● **What the task asks**
Reproduce the data that follows in its entirety, character for character.

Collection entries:
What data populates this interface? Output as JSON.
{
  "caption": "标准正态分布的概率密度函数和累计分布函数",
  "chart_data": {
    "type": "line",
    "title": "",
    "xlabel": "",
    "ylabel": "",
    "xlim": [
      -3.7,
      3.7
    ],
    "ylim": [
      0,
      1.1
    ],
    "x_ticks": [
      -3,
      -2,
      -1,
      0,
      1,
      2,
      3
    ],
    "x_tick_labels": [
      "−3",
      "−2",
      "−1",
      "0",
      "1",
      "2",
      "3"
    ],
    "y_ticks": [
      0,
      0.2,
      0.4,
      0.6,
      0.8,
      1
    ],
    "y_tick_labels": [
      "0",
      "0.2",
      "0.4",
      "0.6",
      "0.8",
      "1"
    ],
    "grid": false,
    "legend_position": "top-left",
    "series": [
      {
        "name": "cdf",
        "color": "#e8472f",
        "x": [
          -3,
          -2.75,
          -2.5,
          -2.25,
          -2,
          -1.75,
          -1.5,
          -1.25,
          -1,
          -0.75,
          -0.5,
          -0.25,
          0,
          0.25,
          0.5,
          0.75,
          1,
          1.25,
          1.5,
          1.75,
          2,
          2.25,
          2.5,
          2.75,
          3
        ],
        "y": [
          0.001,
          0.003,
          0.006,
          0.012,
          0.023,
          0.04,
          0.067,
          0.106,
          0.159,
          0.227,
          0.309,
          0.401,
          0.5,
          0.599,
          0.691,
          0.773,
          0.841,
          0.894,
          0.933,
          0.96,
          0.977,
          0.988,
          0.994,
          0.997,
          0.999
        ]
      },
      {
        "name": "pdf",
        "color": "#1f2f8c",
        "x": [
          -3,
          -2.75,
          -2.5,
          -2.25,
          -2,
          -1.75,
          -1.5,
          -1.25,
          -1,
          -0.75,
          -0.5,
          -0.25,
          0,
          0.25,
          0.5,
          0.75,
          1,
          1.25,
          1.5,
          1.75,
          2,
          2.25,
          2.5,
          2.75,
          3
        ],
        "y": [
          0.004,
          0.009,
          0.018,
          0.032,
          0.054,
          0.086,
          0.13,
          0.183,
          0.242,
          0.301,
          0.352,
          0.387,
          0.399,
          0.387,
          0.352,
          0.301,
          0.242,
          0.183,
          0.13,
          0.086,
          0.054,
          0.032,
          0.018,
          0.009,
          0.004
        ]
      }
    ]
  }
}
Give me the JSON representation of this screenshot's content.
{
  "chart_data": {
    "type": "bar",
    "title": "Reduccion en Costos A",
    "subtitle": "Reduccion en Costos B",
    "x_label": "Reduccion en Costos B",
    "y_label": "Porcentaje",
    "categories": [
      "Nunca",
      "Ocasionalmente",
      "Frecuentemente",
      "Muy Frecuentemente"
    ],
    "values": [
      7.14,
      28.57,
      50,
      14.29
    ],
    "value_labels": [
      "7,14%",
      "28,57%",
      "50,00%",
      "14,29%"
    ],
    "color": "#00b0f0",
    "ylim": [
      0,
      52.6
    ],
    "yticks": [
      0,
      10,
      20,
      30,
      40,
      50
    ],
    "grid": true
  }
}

● **Solution to this exercise**
What data populates this interface? Output as JSON.
{
  "caption": "标准正态分布的概率密度函数和累计分布函数",
  "chart_data": {
    "type": "line",
    "title": "",
    "xlabel": "",
    "ylabel": "",
    "xlim": [
      -3.7,
      3.7
    ],
    "ylim": [
      0,
      1.1
    ],
    "x_ticks": [
      -3,
      -2,
      -1,
      0,
      1,
      2,
      3
    ],
    "x_tick_labels": [
      "−3",
      "−2",
      "−1",
      "0",
      "1",
      "2",
      "3"
    ],
    "y_ticks": [
      0,
      0.2,
      0.4,
      0.6,
      0.8,
      1
    ],
    "y_tick_labels": [
      "0",
      "0.2",
      "0.4",
      "0.6",
      "0.8",
      "1"
    ],
    "grid": false,
    "legend_position": "top-left",
    "series": [
      {
        "name": "cdf",
        "color": "#e8472f",
        "x": [
          -3,
          -2.75,
          -2.5,
          -2.25,
          -2,
          -1.75,
          -1.5,
          -1.25,
          -1,
          -0.75,
          -0.5,
          -0.25,
          0,
          0.25,
          0.5,
          0.75,
          1,
          1.25,
          1.5,
          1.75,
          2,
          2.25,
          2.5,
          2.75,
          3
        ],
        "y": [
          0.001,
          0.003,
          0.006,
          0.012,
          0.023,
          0.04,
          0.067,
          0.106,
          0.159,
          0.227,
          0.309,
          0.401,
          0.5,
          0.599,
          0.691,
          0.773,
          0.841,
          0.894,
          0.933,
          0.96,
          0.977,
          0.988,
          0.994,
          0.997,
          0.999
        ]
      },
      {
        "name": "pdf",
        "color": "#1f2f8c",
        "x": [
          -3,
          -2.75,
          -2.5,
          -2.25,
          -2,
          -1.75,
          -1.5,
          -1.25,
          -1,
          -0.75,
          -0.5,
          -0.25,
          0,
          0.25,
          0.5,
          0.75,
          1,
          1.25,
          1.5,
          1.75,
          2,
          2.25,
          2.5,
          2.75,
          3
        ],
        "y": [
          0.004,
          0.009,
          0.018,
          0.032,
          0.054,
          0.086,
          0.13,
          0.183,
          0.242,
          0.301,
          0.352,
          0.387,
          0.399,
          0.387,
          0.352,
          0.301,
          0.242,
          0.183,
          0.13,
          0.086,
          0.054,
          0.032,
          0.018,
          0.009,
          0.004
        ]
      }
    ]
  }
}
Give me the JSON representation of this screenshot's content.
{
  "chart_data": {
    "type": "bar",
    "title": "Reduccion en Costos A",
    "subtitle": "Reduccion en Costos B",
    "x_label": "Reduccion en Costos B",
    "y_label": "Porcentaje",
    "categories": [
      "Nunca",
      "Ocasionalmente",
      "Frecuentemente",
      "Muy Frecuentemente"
    ],
    "values": [
      7.14,
      28.57,
      50,
      14.29
    ],
    "value_labels": [
      "7,14%",
      "28,57%",
      "50,00%",
      "14,29%"
    ],
    "color": "#00b0f0",
    "ylim": [
      0,
      52.6
    ],
    "yticks": [
      0,
      10,
      20,
      30,
      40,
      50
    ],
    "grid": true
  }
}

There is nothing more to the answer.